[Materials provided]
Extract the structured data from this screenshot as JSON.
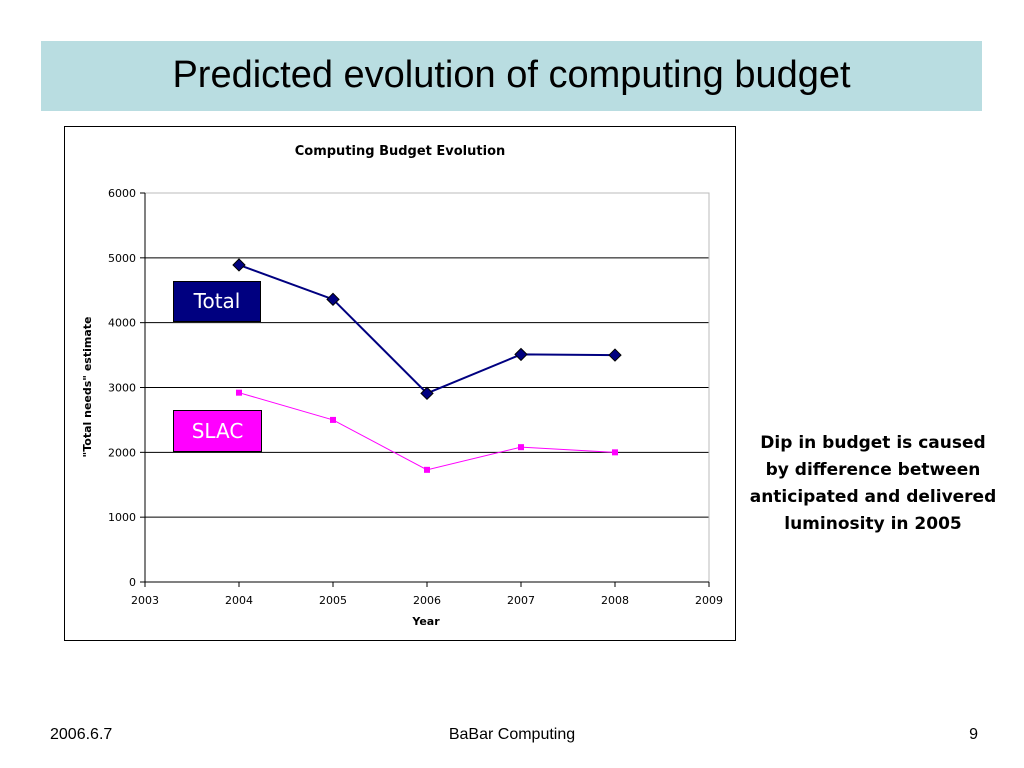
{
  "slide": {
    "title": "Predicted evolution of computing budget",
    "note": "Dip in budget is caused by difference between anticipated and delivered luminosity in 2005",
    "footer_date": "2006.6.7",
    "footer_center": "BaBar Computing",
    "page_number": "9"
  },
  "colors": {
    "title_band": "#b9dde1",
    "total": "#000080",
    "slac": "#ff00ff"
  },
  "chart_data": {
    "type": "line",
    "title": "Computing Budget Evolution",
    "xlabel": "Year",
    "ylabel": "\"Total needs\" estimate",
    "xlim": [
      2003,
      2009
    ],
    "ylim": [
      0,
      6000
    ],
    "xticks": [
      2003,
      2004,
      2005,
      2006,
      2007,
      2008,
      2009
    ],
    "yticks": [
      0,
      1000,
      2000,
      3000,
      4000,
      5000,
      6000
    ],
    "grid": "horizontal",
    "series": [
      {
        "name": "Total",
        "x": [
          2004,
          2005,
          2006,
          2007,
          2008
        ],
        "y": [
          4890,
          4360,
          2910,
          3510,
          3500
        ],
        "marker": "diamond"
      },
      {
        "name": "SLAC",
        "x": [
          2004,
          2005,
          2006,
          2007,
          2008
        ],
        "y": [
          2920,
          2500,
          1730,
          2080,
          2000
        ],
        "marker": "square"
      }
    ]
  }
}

[Your objective] Word for word, quote the lines above. Omit the pictures.

[Reply]
Extract the structured data from this screenshot as JSON.
{
  "slide": {
    "title": "Predicted evolution of computing budget",
    "note": "Dip in budget is caused by difference between anticipated and delivered luminosity in 2005",
    "footer_date": "2006.6.7",
    "footer_center": "BaBar Computing",
    "page_number": "9"
  },
  "colors": {
    "title_band": "#b9dde1",
    "total": "#000080",
    "slac": "#ff00ff"
  },
  "chart_data": {
    "type": "line",
    "title": "Computing Budget Evolution",
    "xlabel": "Year",
    "ylabel": "\"Total needs\" estimate",
    "xlim": [
      2003,
      2009
    ],
    "ylim": [
      0,
      6000
    ],
    "xticks": [
      2003,
      2004,
      2005,
      2006,
      2007,
      2008,
      2009
    ],
    "yticks": [
      0,
      1000,
      2000,
      3000,
      4000,
      5000,
      6000
    ],
    "grid": "horizontal",
    "series": [
      {
        "name": "Total",
        "x": [
          2004,
          2005,
          2006,
          2007,
          2008
        ],
        "y": [
          4890,
          4360,
          2910,
          3510,
          3500
        ],
        "marker": "diamond"
      },
      {
        "name": "SLAC",
        "x": [
          2004,
          2005,
          2006,
          2007,
          2008
        ],
        "y": [
          2920,
          2500,
          1730,
          2080,
          2000
        ],
        "marker": "square"
      }
    ]
  }
}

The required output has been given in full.